DIRECTIONS: Collect every line of the records below that contains the word "soon".

RAW RECORDS:
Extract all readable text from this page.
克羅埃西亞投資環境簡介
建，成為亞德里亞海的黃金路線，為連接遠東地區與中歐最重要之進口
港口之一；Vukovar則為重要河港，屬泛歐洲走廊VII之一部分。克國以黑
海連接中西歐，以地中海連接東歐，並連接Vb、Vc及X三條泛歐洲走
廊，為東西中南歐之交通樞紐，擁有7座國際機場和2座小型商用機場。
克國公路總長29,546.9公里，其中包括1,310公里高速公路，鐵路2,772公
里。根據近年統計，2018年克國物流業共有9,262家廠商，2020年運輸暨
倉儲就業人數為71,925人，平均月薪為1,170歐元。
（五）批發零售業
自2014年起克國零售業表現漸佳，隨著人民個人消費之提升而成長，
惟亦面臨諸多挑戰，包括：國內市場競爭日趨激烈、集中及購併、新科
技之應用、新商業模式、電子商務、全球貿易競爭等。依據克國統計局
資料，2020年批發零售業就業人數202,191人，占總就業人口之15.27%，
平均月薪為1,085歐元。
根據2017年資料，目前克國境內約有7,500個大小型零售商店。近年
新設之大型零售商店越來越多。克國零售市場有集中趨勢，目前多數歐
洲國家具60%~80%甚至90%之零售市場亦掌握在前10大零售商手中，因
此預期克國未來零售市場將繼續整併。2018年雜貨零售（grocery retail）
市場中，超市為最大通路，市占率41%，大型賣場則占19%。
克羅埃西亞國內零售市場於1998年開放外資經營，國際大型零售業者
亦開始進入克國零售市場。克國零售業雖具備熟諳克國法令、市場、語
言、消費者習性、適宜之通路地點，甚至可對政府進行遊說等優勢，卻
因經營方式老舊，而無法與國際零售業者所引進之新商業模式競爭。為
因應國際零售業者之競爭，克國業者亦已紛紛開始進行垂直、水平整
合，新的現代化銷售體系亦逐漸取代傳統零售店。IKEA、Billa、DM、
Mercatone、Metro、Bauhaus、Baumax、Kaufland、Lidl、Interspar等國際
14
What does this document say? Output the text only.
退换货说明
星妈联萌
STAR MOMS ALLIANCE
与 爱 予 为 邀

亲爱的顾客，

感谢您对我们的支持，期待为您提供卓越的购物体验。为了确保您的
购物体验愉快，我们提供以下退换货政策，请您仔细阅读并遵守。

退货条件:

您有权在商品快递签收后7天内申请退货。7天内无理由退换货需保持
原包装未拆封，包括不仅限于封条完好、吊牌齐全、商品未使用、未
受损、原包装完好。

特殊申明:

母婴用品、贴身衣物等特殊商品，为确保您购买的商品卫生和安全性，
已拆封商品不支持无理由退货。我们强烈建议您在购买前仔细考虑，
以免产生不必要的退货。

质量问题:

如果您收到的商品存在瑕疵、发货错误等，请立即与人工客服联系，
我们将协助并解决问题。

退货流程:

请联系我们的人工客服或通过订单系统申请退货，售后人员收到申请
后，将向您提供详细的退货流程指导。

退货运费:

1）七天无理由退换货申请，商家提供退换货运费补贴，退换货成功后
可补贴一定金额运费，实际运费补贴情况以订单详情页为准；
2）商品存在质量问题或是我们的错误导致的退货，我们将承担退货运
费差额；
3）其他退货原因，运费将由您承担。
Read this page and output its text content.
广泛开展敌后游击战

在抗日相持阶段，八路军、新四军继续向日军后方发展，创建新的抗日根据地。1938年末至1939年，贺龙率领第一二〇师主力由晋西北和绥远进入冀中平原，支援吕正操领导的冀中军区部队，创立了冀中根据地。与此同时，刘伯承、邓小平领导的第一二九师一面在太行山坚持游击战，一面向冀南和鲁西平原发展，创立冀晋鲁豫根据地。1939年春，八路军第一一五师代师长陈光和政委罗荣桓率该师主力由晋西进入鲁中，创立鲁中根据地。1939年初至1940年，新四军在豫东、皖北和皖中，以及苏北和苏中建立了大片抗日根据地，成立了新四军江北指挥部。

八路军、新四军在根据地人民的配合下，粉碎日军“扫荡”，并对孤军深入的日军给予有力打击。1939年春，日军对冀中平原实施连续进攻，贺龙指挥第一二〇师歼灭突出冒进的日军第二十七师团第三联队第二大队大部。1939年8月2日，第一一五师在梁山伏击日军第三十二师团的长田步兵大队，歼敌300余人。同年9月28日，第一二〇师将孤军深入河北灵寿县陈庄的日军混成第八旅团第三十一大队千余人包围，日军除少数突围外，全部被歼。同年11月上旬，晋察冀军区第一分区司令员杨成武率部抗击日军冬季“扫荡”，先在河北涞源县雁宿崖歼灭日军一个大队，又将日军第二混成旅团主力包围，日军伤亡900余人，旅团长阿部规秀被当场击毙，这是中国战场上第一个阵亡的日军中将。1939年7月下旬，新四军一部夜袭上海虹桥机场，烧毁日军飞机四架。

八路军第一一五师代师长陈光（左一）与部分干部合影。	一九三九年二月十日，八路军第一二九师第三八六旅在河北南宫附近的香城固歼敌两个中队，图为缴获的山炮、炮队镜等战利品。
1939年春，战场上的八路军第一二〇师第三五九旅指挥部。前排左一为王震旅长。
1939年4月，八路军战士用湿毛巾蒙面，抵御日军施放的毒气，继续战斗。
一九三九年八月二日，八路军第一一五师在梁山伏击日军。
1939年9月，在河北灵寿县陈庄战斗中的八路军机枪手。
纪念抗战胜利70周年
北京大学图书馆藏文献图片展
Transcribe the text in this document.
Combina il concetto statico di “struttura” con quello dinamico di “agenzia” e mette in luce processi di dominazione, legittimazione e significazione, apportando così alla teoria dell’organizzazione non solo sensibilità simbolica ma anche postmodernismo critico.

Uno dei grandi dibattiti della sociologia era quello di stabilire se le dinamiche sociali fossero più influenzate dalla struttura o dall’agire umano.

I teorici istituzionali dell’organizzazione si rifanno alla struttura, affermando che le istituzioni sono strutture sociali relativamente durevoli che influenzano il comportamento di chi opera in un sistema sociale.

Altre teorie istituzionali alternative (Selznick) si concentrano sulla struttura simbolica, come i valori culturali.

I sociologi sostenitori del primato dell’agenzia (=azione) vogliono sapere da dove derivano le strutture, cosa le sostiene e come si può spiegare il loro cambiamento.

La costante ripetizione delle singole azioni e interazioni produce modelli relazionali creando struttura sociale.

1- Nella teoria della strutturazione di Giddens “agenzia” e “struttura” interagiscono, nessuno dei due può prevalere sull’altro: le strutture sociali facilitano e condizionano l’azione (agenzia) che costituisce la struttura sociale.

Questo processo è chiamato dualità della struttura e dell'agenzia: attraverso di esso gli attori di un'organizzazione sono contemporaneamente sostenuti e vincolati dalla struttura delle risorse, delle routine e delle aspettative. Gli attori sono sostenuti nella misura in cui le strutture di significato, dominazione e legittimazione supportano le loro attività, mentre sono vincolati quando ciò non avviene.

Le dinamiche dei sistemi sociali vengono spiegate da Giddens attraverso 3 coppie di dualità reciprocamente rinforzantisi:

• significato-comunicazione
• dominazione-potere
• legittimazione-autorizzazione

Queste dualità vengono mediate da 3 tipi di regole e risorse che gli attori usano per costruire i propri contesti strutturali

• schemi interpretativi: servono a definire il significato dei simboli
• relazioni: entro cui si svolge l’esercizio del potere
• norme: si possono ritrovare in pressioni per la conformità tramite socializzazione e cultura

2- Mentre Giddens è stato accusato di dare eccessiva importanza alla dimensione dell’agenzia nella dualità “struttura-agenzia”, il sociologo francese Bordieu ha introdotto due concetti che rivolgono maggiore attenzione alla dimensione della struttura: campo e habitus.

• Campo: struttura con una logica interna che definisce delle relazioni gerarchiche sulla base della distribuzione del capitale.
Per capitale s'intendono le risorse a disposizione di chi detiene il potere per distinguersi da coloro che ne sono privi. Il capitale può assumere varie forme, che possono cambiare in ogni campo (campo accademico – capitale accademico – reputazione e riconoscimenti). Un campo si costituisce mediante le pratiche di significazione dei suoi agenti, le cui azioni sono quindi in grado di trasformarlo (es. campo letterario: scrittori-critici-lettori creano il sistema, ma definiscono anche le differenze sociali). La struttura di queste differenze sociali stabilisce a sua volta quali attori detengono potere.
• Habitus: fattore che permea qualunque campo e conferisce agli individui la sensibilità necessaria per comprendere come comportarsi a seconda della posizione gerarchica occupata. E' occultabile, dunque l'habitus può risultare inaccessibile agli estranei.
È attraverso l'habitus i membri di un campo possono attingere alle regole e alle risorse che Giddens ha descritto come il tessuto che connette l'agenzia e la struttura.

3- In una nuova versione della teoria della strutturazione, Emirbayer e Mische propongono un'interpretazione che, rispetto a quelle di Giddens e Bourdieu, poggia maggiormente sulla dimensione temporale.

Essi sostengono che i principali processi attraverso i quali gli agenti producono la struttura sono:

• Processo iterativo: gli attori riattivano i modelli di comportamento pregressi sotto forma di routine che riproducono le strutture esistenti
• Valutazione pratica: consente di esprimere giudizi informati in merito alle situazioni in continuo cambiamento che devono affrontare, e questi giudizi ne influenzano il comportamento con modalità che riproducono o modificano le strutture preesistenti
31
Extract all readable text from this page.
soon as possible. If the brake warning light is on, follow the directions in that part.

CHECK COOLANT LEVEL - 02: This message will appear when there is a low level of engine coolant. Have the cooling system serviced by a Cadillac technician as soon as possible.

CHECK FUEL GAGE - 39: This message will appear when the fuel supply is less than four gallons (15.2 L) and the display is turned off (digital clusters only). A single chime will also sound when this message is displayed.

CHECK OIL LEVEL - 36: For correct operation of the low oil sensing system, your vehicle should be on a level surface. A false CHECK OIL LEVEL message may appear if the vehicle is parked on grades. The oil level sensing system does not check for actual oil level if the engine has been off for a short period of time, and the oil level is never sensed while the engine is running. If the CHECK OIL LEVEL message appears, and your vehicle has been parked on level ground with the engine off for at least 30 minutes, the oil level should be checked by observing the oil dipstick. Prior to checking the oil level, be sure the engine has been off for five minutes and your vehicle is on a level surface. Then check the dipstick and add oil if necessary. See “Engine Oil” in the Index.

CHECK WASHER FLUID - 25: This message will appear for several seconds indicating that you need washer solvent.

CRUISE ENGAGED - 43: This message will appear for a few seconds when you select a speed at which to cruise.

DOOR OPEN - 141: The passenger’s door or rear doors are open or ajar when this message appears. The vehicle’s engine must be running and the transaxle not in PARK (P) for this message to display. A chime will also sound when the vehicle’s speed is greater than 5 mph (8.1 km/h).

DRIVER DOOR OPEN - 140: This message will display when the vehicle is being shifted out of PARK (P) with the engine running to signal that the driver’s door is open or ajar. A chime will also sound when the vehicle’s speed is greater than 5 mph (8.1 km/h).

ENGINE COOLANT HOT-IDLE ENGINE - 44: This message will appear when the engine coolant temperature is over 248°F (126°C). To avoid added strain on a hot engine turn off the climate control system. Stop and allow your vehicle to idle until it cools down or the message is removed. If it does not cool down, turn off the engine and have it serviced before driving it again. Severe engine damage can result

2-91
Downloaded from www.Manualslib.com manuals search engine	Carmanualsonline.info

ANSWER TO THIS EXERCISE:
soon as possible. If the brake warning light is on, follow the directions in that part.
CHECK COOLANT LEVEL - 02: This message will appear when there is a low level of engine coolant. Have the cooling system serviced by a Cadillac technician as soon as possible.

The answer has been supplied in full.